Why does the 2nd echo work and return 3, whilst the first echo returns nothing? This only seems to fail when I'm indexing arrays.
mbabuskov
9:52 pm on Apr 23, 2011 (gmt 0)
Try it like this:
echo "${'array'.$a[2]}"
Morgan86
9:56 pm on Apr 23, 2011 (gmt 0)
It still doesn't work I'm afraid - thanks for trying. Are there any other ways to reference variables - maybe that is the problem?
mbabuskov
10:02 pm on Apr 23, 2011 (gmt 0)
You could always write:
$str = "array$a".'[2]'; echo $$str;
Morgan86
10:06 pm on Apr 23, 2011 (gmt 0)
Thanks, but unfortunately that doesn't work either. There seems to be something that causes it give an empty output when there is a variable within the array name (which is also a variable).
mbabuskov
10:15 pm on Apr 23, 2011 (gmt 0)
Looks like you're right, I now recall having such problem and I solved it using eval function.
eval('echo $array'.$a.'[2];');
I'm not sure about semi-colon, so this might be the one:
eval('echo $array'.$a.'[2]');
Morgan86
10:18 pm on Apr 23, 2011 (gmt 0)

> **Exercise aim**
Pick up the forum thread about referencing PHP arrays through variable names and continue it after its last line.

> **Record extracts**
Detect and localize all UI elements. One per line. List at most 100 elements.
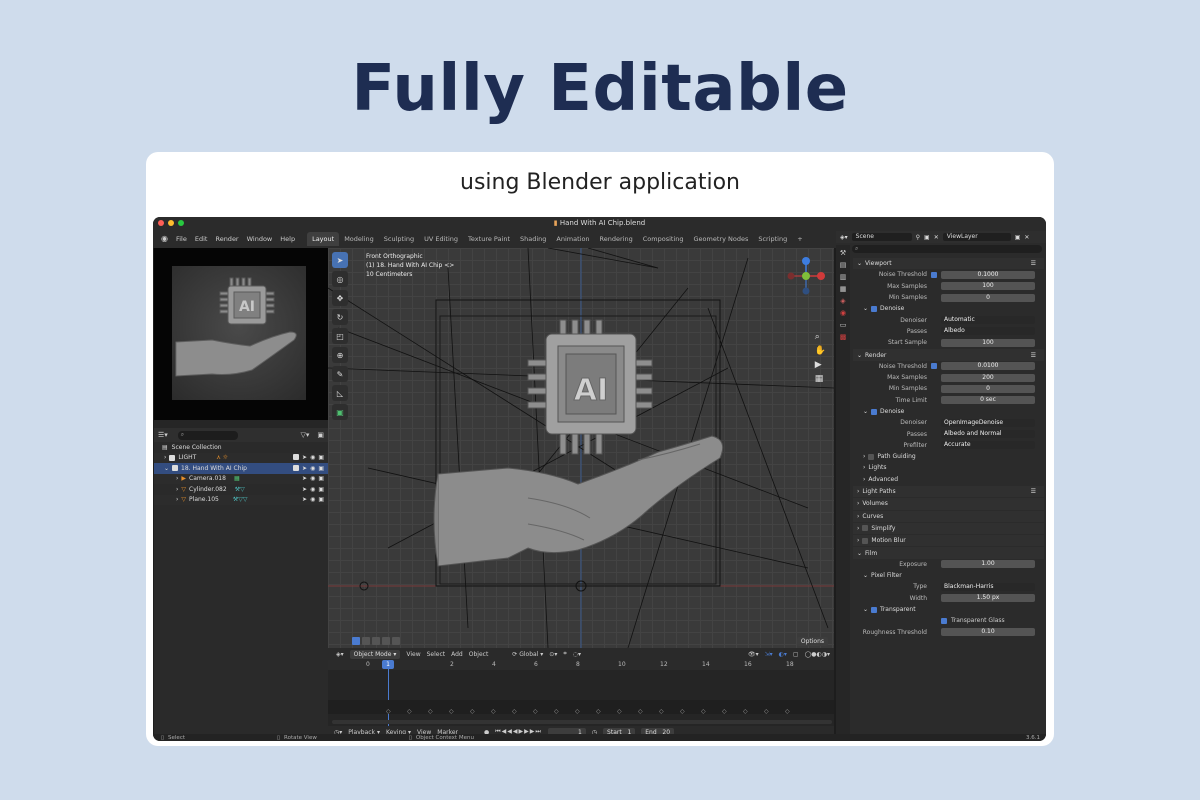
move-tool-icon[interactable]: ✥ — [332, 290, 348, 306]
expand-arrow-icon[interactable]: › — [164, 454, 166, 461]
menu-file[interactable]: File — [172, 235, 191, 243]
properties-search-input[interactable]: ⌕ — [852, 245, 1042, 253]
exposure-field[interactable]: 1.00 — [941, 560, 1035, 569]
tab-rendering[interactable]: Rendering — [595, 232, 638, 246]
3d-viewport[interactable]: AI ➤ ◎ ✥ ↻ ◰ ⊕ ✎ ◺ ▣ Front Orthographic … — [328, 248, 834, 648]
scale-tool-icon[interactable]: ◰ — [332, 328, 348, 344]
copy-scene-icon[interactable]: ▣ — [924, 234, 930, 241]
filter-width-field[interactable]: 1.50 px — [941, 594, 1035, 603]
max-samples-field[interactable]: 200 — [941, 373, 1035, 382]
select-arrow-icon[interactable]: ➤ — [302, 496, 307, 503]
measure-tool-icon[interactable]: ◺ — [332, 385, 348, 401]
timeline-scrollbar[interactable] — [332, 720, 832, 724]
subsection-pixel-filter[interactable]: ⌄ Pixel Filter — [853, 570, 1044, 581]
denoiser-dropdown[interactable]: OpenImageDenoise — [941, 418, 1035, 427]
annotate-tool-icon[interactable]: ✎ — [332, 366, 348, 382]
outliner-search-input[interactable]: ⌕ — [177, 430, 238, 440]
filter-icon[interactable]: ▽▾ — [300, 431, 313, 439]
scene-selector[interactable]: Scene — [851, 233, 912, 241]
view-layer-selector[interactable]: ViewLayer — [942, 233, 1011, 241]
scene-tab-icon[interactable]: ◈ — [839, 297, 848, 306]
transparent-glass-checkbox[interactable] — [941, 617, 947, 624]
blender-logo-icon[interactable]: ◉ — [157, 234, 172, 243]
view-layer-tab-icon[interactable]: ▦ — [839, 285, 848, 294]
section-simplify[interactable]: › Simplify — [853, 522, 1044, 535]
outliner-row[interactable]: › ▽ Cylinder.082 ⚒▽ ➤ ◉ ▣ — [154, 484, 328, 495]
prefilter-dropdown[interactable]: Accurate — [941, 441, 1035, 450]
timeline[interactable]: 0 2 4 6 8 10 12 14 16 18 20 1 ◇◇◇ ◇◇◇ ◇◇… — [328, 660, 834, 726]
subsection-path-guiding[interactable]: › Path Guiding — [853, 451, 1044, 462]
menu-render[interactable]: Render — [211, 235, 242, 243]
add-cube-tool-icon[interactable]: ▣ — [332, 404, 348, 420]
eye-icon[interactable]: ◉ — [310, 486, 315, 493]
cursor-tool-icon[interactable]: ◎ — [332, 271, 348, 287]
xray-icon[interactable]: ▢ — [793, 651, 799, 658]
tab-shading[interactable]: Shading — [515, 232, 551, 246]
new-collection-icon[interactable]: ▣ — [317, 431, 328, 439]
menu-help[interactable]: Help — [276, 235, 299, 243]
denoiser-dropdown[interactable]: Automatic — [941, 316, 1035, 325]
playhead[interactable] — [388, 660, 389, 726]
noise-threshold-field[interactable]: 0.0100 — [941, 362, 1035, 371]
remove-layer-icon[interactable]: ✕ — [1024, 234, 1029, 241]
navigation-gizmo[interactable] — [786, 256, 826, 296]
roughness-threshold-field[interactable]: 0.10 — [941, 628, 1035, 637]
current-frame-badge[interactable]: 1 — [382, 660, 394, 669]
overlay-toggle-icon[interactable]: ◐▾ — [779, 651, 787, 658]
visibility-icon[interactable]: 👁▾ — [748, 651, 759, 658]
add-menu[interactable]: Add — [451, 651, 463, 658]
expand-arrow-icon[interactable]: ⌄ — [164, 465, 169, 472]
transform-tool-icon[interactable]: ⊕ — [332, 347, 348, 363]
options-dropdown[interactable]: Options — [796, 637, 828, 646]
tab-geometry-nodes[interactable]: Geometry Nodes — [689, 232, 754, 246]
camera-icon[interactable]: ▣ — [318, 496, 324, 503]
snap-icon[interactable]: ⌗ — [563, 650, 566, 658]
world-tab-icon[interactable]: ◉ — [839, 309, 848, 318]
section-curves[interactable]: › Curves — [853, 510, 1044, 522]
shading-modes-icon[interactable]: ◯●◐◑▾ — [805, 651, 834, 658]
select-tool-icon[interactable]: ➤ — [332, 252, 348, 268]
menu-edit[interactable]: Edit — [191, 235, 212, 243]
scene-icon[interactable]: ◈▾ — [840, 234, 848, 241]
subsection-advanced[interactable]: › Advanced — [853, 474, 1044, 485]
zoom-icon[interactable]: ⌕ — [815, 332, 826, 342]
object-mode-dropdown[interactable]: Object Mode ▾ — [349, 649, 401, 659]
view-menu[interactable]: View — [406, 651, 420, 658]
section-motion-blur[interactable]: › Motion Blur — [853, 535, 1044, 547]
list-icon[interactable]: ☰ — [1031, 488, 1044, 495]
section-light-paths[interactable]: › Light Paths ☰ — [853, 485, 1044, 498]
select-arrow-icon[interactable]: ➤ — [302, 486, 307, 493]
outliner-row[interactable]: ▤ Scene Collection — [154, 442, 328, 453]
grid-view-icon[interactable]: ▦ — [815, 374, 826, 384]
min-samples-field[interactable]: 0 — [941, 384, 1035, 393]
eye-icon[interactable]: ◉ — [310, 465, 315, 472]
camera-icon[interactable]: ▣ — [318, 454, 324, 461]
editor-type-icon[interactable]: ◈▾ — [336, 651, 344, 658]
exclude-checkbox[interactable] — [172, 465, 179, 472]
passes-dropdown[interactable]: Albedo and Normal — [941, 430, 1035, 439]
object-menu[interactable]: Object — [469, 651, 489, 658]
exclude-checkbox[interactable] — [169, 454, 176, 461]
eye-icon[interactable]: ◉ — [310, 454, 315, 461]
passes-dropdown[interactable]: Albedo — [941, 327, 1035, 336]
orientation-dropdown[interactable]: ⟳ Global ▾ — [512, 651, 543, 658]
camera-icon[interactable]: ▣ — [318, 475, 324, 482]
camera-icon[interactable]: ▣ — [318, 486, 324, 493]
noise-checkbox[interactable] — [931, 271, 937, 278]
min-samples-field[interactable]: 0 — [941, 293, 1035, 302]
section-render[interactable]: ⌄ Render ☰ — [853, 349, 1044, 361]
tab-scripting[interactable]: Scripting — [753, 232, 792, 246]
select-arrow-icon[interactable]: ➤ — [302, 465, 307, 472]
hand-pan-icon[interactable]: ✋ — [815, 346, 826, 356]
filter-type-dropdown[interactable]: Blackman-Harris — [941, 582, 1035, 591]
camera-icon[interactable]: ▣ — [318, 465, 324, 472]
camera-view-icon[interactable]: ▶ — [815, 360, 826, 370]
max-samples-field[interactable]: 100 — [941, 282, 1035, 291]
tab-uv-editing[interactable]: UV Editing — [419, 232, 463, 246]
outliner-row[interactable]: › LIGHT ⋏ ☼ ➤ ◉ ▣ — [154, 452, 328, 463]
menu-window[interactable]: Window — [243, 235, 277, 243]
select-mode-icons[interactable] — [352, 637, 400, 645]
subsection-transparent[interactable]: ⌄ Transparent — [853, 604, 1044, 615]
checkbox[interactable] — [293, 454, 300, 461]
noise-threshold-field[interactable]: 0.1000 — [941, 270, 1035, 279]
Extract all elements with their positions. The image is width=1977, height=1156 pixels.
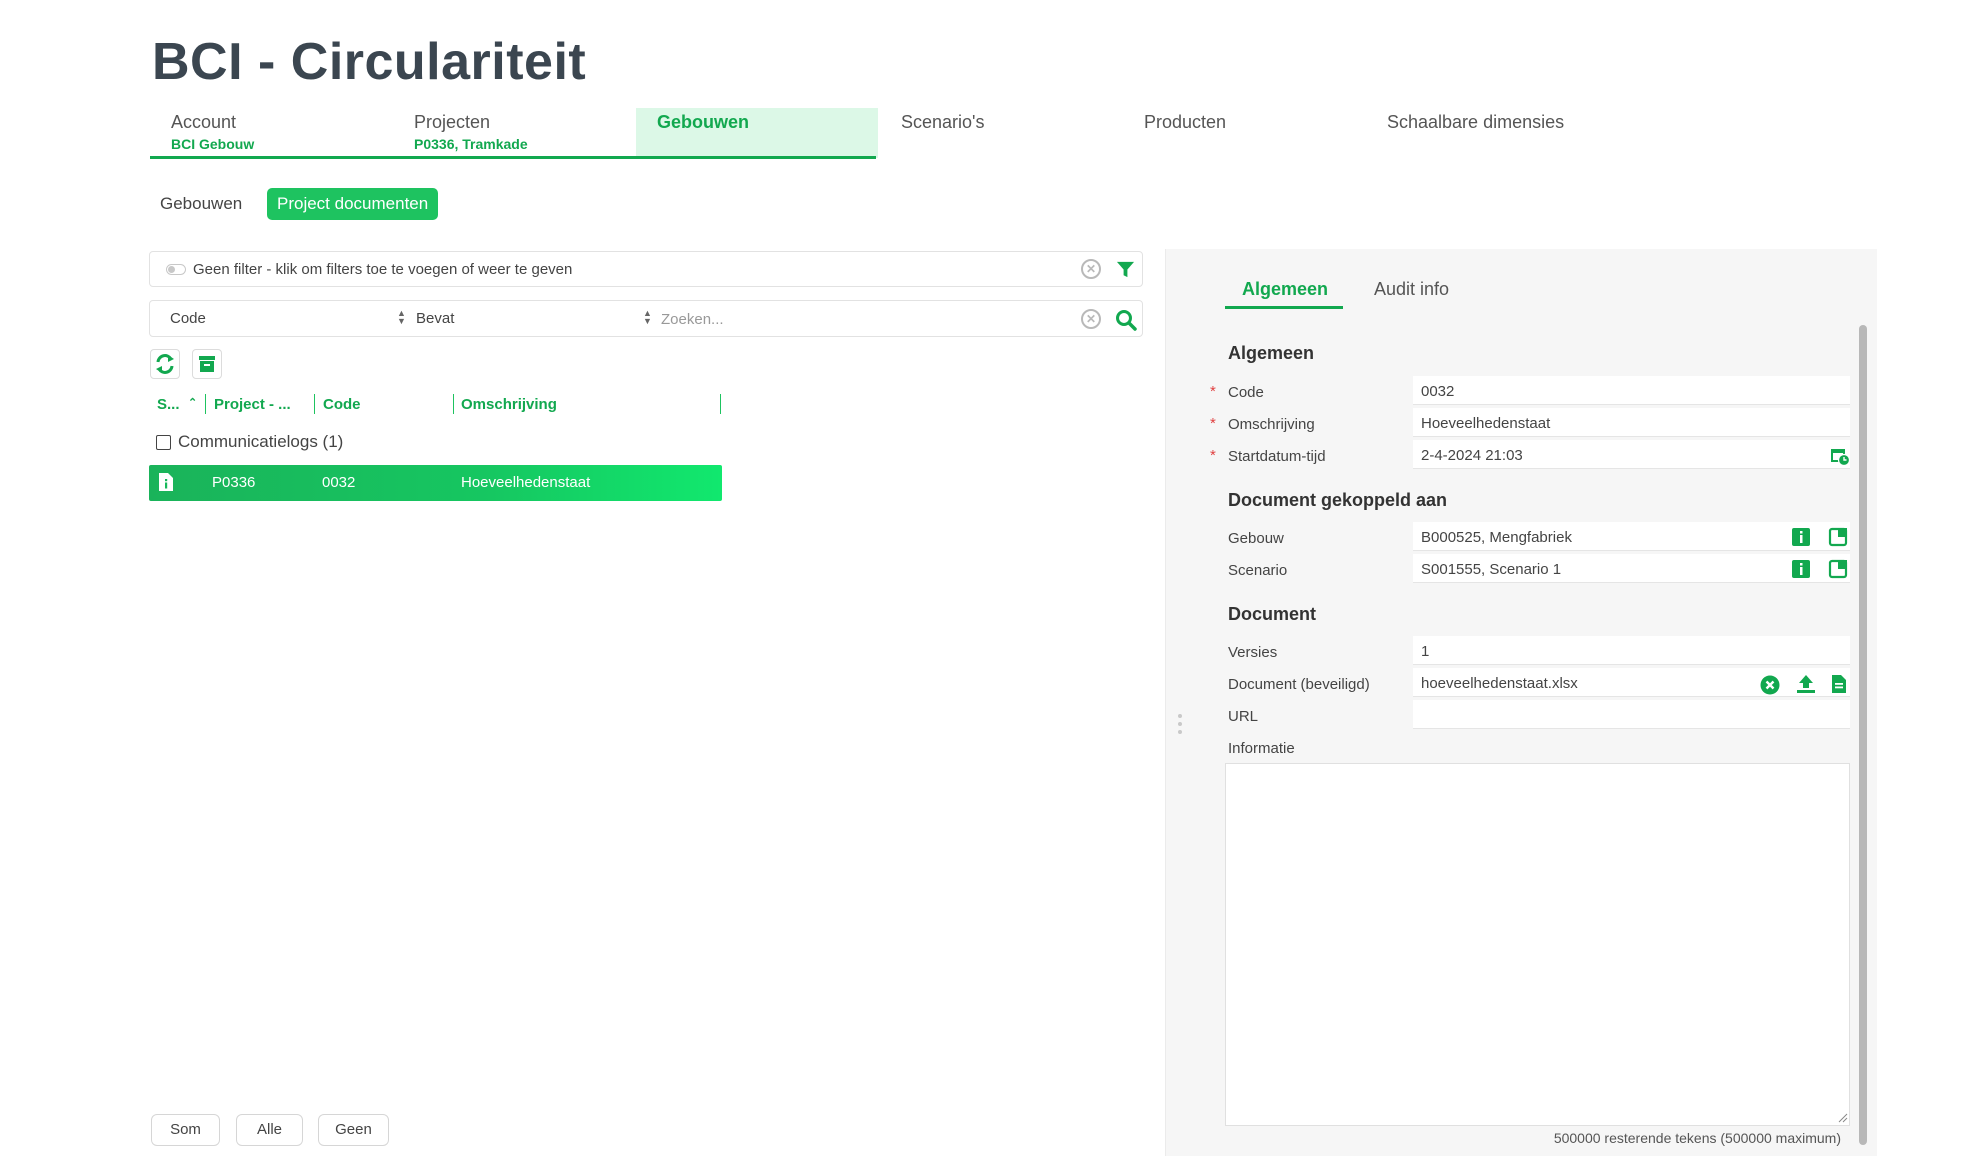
versies-label: Versies xyxy=(1228,644,1278,661)
column-separator[interactable] xyxy=(720,394,721,414)
tab-projecten[interactable]: Projecten P0336, Tramkade xyxy=(393,108,635,158)
upload-icon[interactable] xyxy=(1795,674,1817,694)
refresh-icon xyxy=(156,354,174,374)
group-checkbox[interactable] xyxy=(156,435,171,450)
tab-scenarios[interactable]: Scenario's xyxy=(880,108,1122,158)
filter-toggle[interactable] xyxy=(166,264,186,275)
informatie-label: Informatie xyxy=(1228,740,1295,757)
search-field-select[interactable]: Code xyxy=(170,310,206,327)
filter-icon[interactable] xyxy=(1116,260,1135,279)
page-title: BCI - Circulariteit xyxy=(152,33,587,91)
gebouw-label: Gebouw xyxy=(1228,530,1284,547)
versies-field[interactable]: 1 xyxy=(1413,636,1850,665)
top-tab-bar: Account BCI Gebouw Projecten P0336, Tram… xyxy=(150,108,1650,160)
archive-icon xyxy=(199,356,215,372)
tab-underline xyxy=(150,156,876,159)
startdatum-field[interactable]: 2-4-2024 21:03 xyxy=(1413,440,1850,469)
informatie-textarea[interactable] xyxy=(1225,763,1850,1126)
tab-underline xyxy=(1225,306,1343,309)
omschrijving-field[interactable]: Hoeveelhedenstaat xyxy=(1413,408,1850,437)
archive-button[interactable] xyxy=(192,349,222,379)
info-icon[interactable] xyxy=(1792,560,1810,578)
tab-audit-info[interactable]: Audit info xyxy=(1374,279,1449,300)
filter-bar[interactable]: Geen filter - klik om filters toe te voe… xyxy=(149,251,1143,287)
alle-button[interactable]: Alle xyxy=(236,1114,303,1146)
tab-label: Schaalbare dimensies xyxy=(1387,112,1565,132)
cell-omschrijving: Hoeveelhedenstaat xyxy=(461,474,591,491)
calendar-clock-icon[interactable] xyxy=(1830,446,1850,466)
column-separator[interactable] xyxy=(205,394,206,414)
column-header-code[interactable]: Code xyxy=(323,396,361,413)
column-separator[interactable] xyxy=(314,394,315,414)
som-button[interactable]: Som xyxy=(151,1114,220,1146)
column-separator[interactable] xyxy=(453,394,454,414)
section-algemeen: Algemeen xyxy=(1228,343,1315,363)
table-row[interactable]: P0336 0032 Hoeveelhedenstaat xyxy=(149,465,722,501)
search-bar: Code ▲▼ Bevat ▲▼ ✕ xyxy=(149,300,1143,337)
tab-label: Account xyxy=(171,112,237,132)
document-icon xyxy=(159,473,173,491)
required-marker: * xyxy=(1210,447,1216,464)
tab-sublabel: BCI Gebouw xyxy=(171,136,255,152)
required-marker: * xyxy=(1210,415,1216,432)
code-field[interactable]: 0032 xyxy=(1413,376,1850,405)
open-link-icon[interactable] xyxy=(1828,527,1848,547)
tab-algemeen[interactable]: Algemeen xyxy=(1242,279,1328,300)
subtab-gebouwen[interactable]: Gebouwen xyxy=(150,188,252,220)
url-label: URL xyxy=(1228,708,1259,725)
cell-code: 0032 xyxy=(322,474,356,491)
file-icon[interactable] xyxy=(1831,674,1847,694)
clear-filter-icon[interactable]: ✕ xyxy=(1081,259,1101,279)
document-label: Document (beveiligd) xyxy=(1228,676,1370,693)
code-label: Code xyxy=(1228,384,1264,401)
tab-label: Scenario's xyxy=(901,112,985,132)
omschrijving-label: Omschrijving xyxy=(1228,416,1315,433)
open-link-icon[interactable] xyxy=(1828,559,1848,579)
cell-project: P0336 xyxy=(212,474,256,491)
search-input[interactable] xyxy=(661,305,1061,333)
group-label: Communicatielogs (1) xyxy=(178,432,344,451)
startdatum-label: Startdatum-tijd xyxy=(1228,448,1326,465)
search-operator-select[interactable]: Bevat xyxy=(416,310,454,327)
info-icon[interactable] xyxy=(1792,528,1810,546)
tab-label: Producten xyxy=(1144,112,1227,132)
sort-updown-icon: ▲ ▼ xyxy=(643,308,652,326)
tab-label: Projecten xyxy=(414,112,491,132)
remove-icon[interactable] xyxy=(1760,675,1780,695)
clear-search-icon[interactable]: ✕ xyxy=(1081,309,1101,329)
group-row[interactable]: Communicatielogs (1) xyxy=(156,432,343,452)
panel-splitter-handle[interactable] xyxy=(1178,714,1184,738)
gebouw-field[interactable]: B000525, Mengfabriek xyxy=(1413,522,1850,551)
column-header-status[interactable]: S... xyxy=(157,396,180,413)
section-document: Document xyxy=(1228,604,1317,624)
scenario-field[interactable]: S001555, Scenario 1 xyxy=(1413,554,1850,583)
tab-gebouwen[interactable]: Gebouwen xyxy=(636,108,878,158)
tab-account[interactable]: Account BCI Gebouw xyxy=(150,108,392,158)
subtab-project-documenten[interactable]: Project documenten xyxy=(267,188,439,220)
geen-button[interactable]: Geen xyxy=(318,1114,389,1146)
document-field[interactable]: hoeveelhedenstaat.xlsx xyxy=(1413,668,1850,697)
remaining-characters: 500000 resterende tekens (500000 maximum… xyxy=(1553,1130,1841,1146)
resize-handle-icon[interactable] xyxy=(1837,1112,1848,1123)
url-field[interactable] xyxy=(1413,700,1850,729)
search-icon[interactable] xyxy=(1115,309,1137,331)
tab-label: Gebouwen xyxy=(657,112,750,132)
scrollbar[interactable] xyxy=(1859,325,1867,1145)
tab-sublabel: P0336, Tramkade xyxy=(414,136,528,152)
sort-updown-icon: ▲ ▼ xyxy=(397,308,406,326)
tab-producten[interactable]: Producten xyxy=(1123,108,1365,158)
filter-text: Geen filter - klik om filters toe te voe… xyxy=(193,261,573,278)
scenario-label: Scenario xyxy=(1228,562,1288,579)
section-document-gekoppeld: Document gekoppeld aan xyxy=(1228,490,1448,510)
column-header-omschrijving[interactable]: Omschrijving xyxy=(461,396,557,413)
required-marker: * xyxy=(1210,383,1216,400)
refresh-button[interactable] xyxy=(150,349,180,379)
sort-asc-icon: ⌃ xyxy=(188,397,198,409)
tab-schaalbare-dimensies[interactable]: Schaalbare dimensies xyxy=(1366,108,1646,158)
column-header-project[interactable]: Project - ... xyxy=(214,396,291,413)
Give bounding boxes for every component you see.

> **Written response**
Brilliant - I think the first of these works - now to see if I can nest the eval function within a variable name!
Morgan86
10:34 pm on Apr 23, 2011 (gmt 0)
Okay, so this function: eval('echo $array'.$a.'[2];'); Works to echo the value.
If I wanted to set a new variable $alpha to be equal to the value outputted by [eval('echo $array'.$a.'[2];'); ] then how would I do this please?
$alpha = ?
Cheers.
mbabuskov
11:01 pm on Apr 23, 2011 (gmt 0)
eval('$alpha = $array'.$a.'[2];');
Morgan86
11:18 pm on Apr 23, 2011 (gmt 0)
Thanks for your help mbabuskov - I think I finally have my function working! Off to bed now.
coopster
1:34 pm on Apr 28, 2011 (gmt 0)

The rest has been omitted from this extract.